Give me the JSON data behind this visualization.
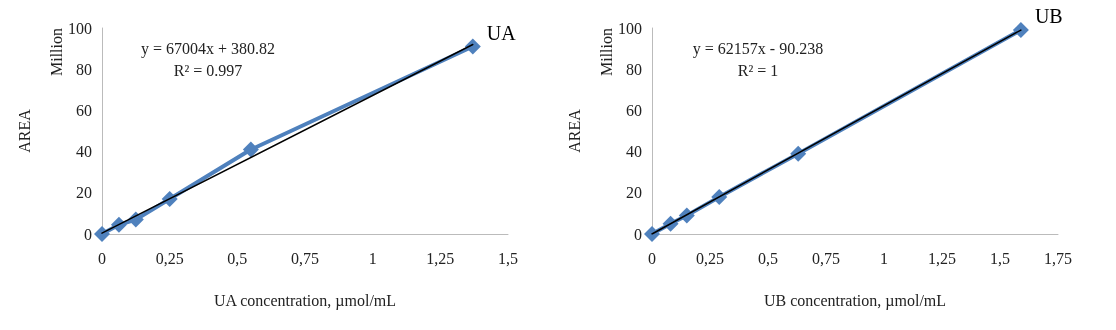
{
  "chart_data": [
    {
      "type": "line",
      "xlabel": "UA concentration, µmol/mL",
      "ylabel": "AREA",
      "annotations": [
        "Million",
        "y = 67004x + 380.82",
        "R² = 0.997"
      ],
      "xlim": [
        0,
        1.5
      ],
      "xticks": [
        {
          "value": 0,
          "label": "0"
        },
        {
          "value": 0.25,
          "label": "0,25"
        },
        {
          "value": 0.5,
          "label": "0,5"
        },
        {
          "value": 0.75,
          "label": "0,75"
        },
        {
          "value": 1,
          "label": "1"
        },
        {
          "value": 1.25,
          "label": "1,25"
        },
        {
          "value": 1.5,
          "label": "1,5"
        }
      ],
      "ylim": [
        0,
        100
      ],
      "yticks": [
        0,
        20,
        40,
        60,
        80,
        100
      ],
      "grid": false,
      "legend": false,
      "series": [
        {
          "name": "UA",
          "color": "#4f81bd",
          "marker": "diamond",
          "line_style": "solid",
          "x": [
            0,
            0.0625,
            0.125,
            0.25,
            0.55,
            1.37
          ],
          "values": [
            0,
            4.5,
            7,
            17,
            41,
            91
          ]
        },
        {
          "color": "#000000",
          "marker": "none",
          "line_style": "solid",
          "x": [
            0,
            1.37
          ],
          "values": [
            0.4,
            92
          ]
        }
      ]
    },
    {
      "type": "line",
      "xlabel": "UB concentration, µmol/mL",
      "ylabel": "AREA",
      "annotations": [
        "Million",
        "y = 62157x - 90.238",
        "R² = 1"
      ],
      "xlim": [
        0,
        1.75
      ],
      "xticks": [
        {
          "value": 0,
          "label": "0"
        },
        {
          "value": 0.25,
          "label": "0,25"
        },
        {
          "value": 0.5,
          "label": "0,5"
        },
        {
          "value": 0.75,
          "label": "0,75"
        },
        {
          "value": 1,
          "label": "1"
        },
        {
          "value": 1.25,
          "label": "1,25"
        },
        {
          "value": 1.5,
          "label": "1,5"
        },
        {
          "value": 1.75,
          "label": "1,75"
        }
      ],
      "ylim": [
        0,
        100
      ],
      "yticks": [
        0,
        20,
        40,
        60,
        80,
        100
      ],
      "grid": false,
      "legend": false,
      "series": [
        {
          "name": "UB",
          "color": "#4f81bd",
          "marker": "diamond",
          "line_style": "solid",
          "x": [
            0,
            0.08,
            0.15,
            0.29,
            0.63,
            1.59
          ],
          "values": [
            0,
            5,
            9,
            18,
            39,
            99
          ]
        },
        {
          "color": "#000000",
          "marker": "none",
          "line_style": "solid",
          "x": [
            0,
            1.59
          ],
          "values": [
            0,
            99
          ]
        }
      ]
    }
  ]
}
* * *
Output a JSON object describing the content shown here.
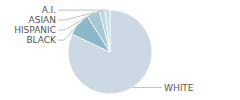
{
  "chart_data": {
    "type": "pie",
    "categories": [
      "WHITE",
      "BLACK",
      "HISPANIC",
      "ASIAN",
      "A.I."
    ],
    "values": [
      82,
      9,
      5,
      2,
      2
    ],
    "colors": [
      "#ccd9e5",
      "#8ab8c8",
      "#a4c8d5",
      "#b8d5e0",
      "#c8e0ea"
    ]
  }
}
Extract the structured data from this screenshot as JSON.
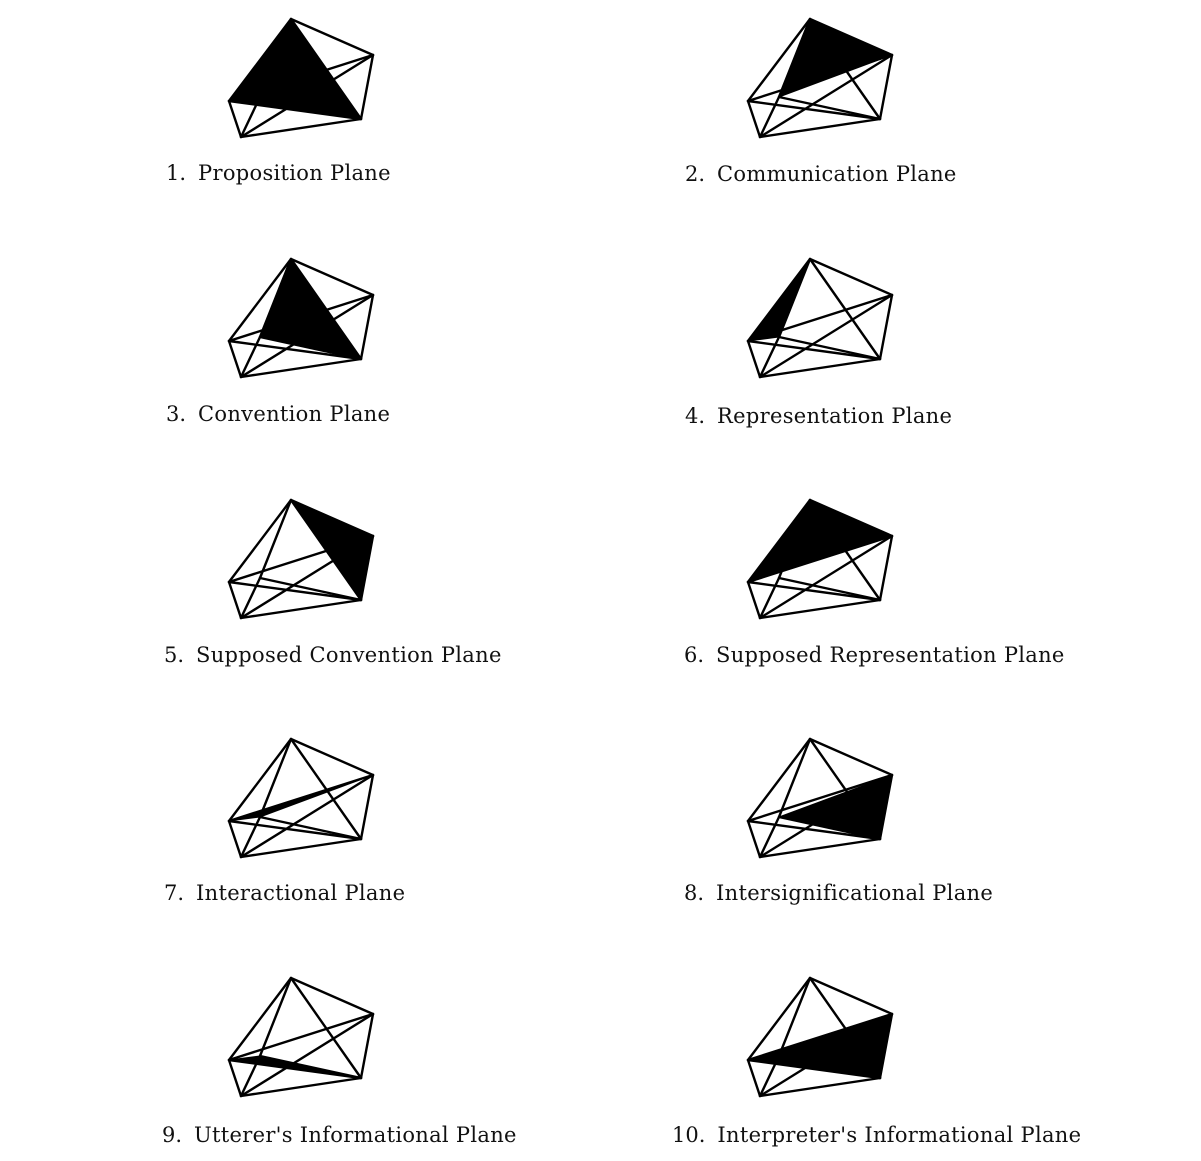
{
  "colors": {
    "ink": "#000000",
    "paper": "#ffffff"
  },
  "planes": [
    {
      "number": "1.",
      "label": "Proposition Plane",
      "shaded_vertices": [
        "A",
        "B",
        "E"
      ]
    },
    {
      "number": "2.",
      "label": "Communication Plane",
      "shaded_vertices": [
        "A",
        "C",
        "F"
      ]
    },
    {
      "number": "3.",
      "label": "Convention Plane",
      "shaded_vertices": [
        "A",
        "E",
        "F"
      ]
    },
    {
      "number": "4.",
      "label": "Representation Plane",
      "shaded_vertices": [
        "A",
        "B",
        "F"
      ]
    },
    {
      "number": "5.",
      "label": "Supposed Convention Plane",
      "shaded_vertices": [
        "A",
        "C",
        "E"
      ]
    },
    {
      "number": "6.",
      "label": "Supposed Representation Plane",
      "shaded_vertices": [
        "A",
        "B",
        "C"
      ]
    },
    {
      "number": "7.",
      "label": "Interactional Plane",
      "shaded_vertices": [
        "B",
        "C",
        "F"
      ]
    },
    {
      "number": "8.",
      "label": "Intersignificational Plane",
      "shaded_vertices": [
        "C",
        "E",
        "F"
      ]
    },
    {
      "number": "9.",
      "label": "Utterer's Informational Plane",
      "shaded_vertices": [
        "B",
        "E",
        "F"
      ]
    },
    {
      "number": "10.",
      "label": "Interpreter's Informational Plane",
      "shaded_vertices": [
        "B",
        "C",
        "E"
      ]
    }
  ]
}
* * *
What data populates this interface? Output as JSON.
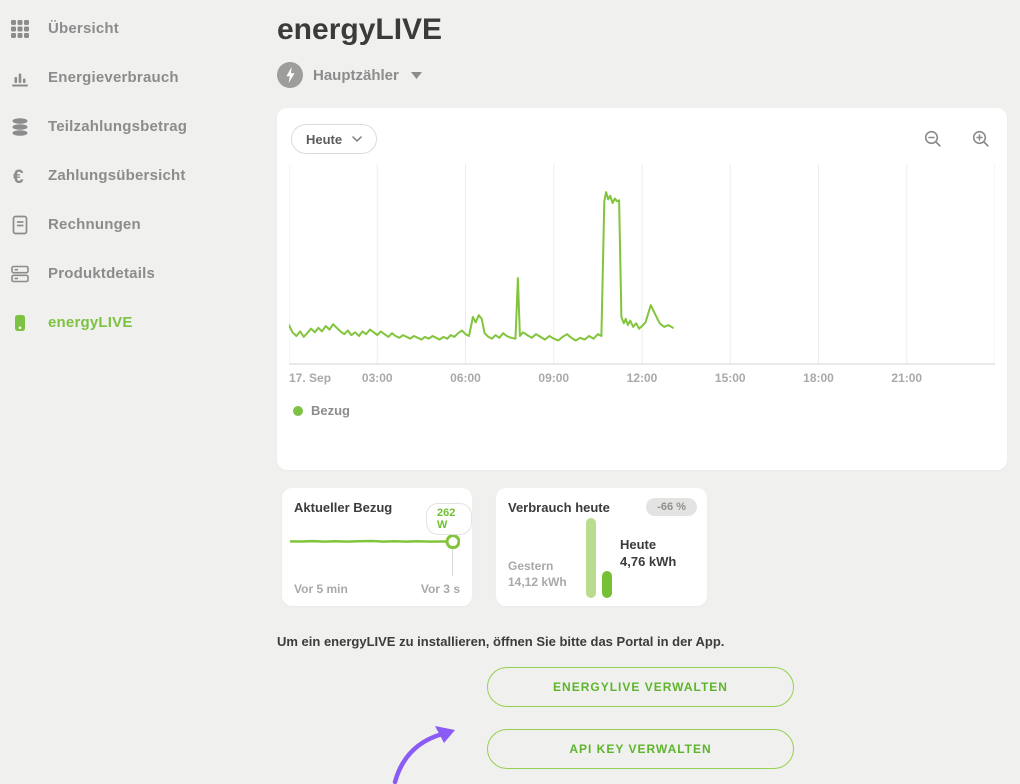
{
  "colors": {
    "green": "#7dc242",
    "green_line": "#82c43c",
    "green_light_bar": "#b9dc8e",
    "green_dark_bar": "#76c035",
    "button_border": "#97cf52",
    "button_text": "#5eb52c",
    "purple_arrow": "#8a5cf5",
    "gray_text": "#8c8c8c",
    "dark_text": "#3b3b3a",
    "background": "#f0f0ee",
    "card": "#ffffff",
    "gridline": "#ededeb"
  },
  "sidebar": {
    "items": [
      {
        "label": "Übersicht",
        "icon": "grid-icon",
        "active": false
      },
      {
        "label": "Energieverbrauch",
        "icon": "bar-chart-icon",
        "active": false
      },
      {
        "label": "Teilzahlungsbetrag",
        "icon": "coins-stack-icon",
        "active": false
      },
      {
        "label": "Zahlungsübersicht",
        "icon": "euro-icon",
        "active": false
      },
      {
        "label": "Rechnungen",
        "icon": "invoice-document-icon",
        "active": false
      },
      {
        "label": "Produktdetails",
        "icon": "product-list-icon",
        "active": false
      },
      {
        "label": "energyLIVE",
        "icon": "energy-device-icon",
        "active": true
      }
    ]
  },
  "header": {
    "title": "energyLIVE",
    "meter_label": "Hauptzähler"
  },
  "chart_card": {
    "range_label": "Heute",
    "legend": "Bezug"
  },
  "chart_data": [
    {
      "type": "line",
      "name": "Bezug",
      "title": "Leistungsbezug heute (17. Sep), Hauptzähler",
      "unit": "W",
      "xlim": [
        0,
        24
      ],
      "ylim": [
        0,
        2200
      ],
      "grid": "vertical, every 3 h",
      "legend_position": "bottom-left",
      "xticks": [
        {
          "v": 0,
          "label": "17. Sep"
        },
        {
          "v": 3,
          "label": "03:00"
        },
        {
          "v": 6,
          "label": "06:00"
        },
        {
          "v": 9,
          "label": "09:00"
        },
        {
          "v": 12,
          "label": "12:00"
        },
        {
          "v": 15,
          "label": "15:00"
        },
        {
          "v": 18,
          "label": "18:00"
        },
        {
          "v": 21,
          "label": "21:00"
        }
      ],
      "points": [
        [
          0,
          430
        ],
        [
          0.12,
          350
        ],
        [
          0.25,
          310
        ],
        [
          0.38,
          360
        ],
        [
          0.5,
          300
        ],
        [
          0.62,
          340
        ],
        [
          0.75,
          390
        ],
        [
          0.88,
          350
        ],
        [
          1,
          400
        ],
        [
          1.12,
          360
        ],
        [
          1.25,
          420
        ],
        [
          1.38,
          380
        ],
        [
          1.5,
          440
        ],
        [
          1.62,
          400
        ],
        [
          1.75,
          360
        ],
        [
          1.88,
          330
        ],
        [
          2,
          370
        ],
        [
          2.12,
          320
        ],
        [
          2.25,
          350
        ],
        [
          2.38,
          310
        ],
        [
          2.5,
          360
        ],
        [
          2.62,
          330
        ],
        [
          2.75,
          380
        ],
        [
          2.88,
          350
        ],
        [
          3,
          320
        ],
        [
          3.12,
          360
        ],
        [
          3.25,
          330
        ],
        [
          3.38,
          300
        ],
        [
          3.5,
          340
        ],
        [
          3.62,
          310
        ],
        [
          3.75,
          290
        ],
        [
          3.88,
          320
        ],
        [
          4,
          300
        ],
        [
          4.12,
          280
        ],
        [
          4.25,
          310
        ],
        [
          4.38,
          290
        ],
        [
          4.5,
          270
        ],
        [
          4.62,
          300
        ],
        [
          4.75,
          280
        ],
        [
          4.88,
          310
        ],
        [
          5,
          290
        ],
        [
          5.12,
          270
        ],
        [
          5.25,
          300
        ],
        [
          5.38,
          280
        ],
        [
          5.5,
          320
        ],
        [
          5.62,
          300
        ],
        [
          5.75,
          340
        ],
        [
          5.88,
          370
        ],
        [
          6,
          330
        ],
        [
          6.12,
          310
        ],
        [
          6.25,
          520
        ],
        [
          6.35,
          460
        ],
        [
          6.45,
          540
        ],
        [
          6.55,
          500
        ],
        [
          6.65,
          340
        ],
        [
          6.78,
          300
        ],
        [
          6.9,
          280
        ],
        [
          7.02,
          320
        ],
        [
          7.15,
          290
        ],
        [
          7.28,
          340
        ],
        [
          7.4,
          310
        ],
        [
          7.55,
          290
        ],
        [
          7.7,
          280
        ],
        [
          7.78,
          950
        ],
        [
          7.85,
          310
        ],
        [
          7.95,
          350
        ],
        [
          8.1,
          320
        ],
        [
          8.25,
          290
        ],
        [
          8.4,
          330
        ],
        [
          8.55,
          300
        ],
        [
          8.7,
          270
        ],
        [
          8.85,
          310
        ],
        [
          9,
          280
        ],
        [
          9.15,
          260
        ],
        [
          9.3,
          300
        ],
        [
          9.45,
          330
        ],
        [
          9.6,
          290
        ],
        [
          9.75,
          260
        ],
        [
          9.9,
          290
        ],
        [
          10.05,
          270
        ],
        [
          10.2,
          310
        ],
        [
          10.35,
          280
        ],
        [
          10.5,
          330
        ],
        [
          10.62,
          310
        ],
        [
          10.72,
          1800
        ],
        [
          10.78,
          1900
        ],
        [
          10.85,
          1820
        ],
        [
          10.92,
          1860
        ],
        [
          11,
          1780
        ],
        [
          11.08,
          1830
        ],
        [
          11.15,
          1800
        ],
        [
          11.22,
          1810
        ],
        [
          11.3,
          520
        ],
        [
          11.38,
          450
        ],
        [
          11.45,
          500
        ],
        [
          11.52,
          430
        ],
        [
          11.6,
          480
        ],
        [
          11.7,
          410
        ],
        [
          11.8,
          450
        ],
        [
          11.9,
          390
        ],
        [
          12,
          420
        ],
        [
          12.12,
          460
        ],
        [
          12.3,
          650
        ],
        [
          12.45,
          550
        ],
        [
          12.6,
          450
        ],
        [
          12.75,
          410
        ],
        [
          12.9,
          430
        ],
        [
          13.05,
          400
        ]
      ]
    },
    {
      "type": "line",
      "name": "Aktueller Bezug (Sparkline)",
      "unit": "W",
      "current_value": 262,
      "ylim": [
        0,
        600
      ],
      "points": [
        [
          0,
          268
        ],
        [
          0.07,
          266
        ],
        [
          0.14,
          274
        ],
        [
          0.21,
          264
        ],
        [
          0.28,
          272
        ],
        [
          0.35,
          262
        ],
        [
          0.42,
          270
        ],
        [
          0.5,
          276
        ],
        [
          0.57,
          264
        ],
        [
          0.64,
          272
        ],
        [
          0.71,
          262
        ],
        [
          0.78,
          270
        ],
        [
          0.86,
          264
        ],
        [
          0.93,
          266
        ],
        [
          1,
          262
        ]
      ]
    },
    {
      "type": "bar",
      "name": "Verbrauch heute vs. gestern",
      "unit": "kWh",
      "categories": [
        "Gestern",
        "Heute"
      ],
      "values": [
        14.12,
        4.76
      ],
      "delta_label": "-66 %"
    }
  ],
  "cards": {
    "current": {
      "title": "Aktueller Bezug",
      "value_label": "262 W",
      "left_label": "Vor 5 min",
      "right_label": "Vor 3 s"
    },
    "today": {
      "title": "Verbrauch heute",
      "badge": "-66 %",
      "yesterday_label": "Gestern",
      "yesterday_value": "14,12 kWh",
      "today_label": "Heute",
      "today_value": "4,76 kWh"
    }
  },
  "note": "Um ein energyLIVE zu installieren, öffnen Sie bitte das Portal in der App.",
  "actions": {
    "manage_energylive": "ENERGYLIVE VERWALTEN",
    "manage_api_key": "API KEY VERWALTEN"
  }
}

TASK INSTRUCTIONS: Scan the records above for the string "number", then report every line that contains it.

SOLUTION TO THE PROBLEM:
      "number": "1.",
      "number": "2.",
      "number": "3.",
      "number": "4.",
      "number": "5.",
      "number": "6.",
      "number": "7.",
      "number": "8.",
      "number": "9.",
      "number": "10.",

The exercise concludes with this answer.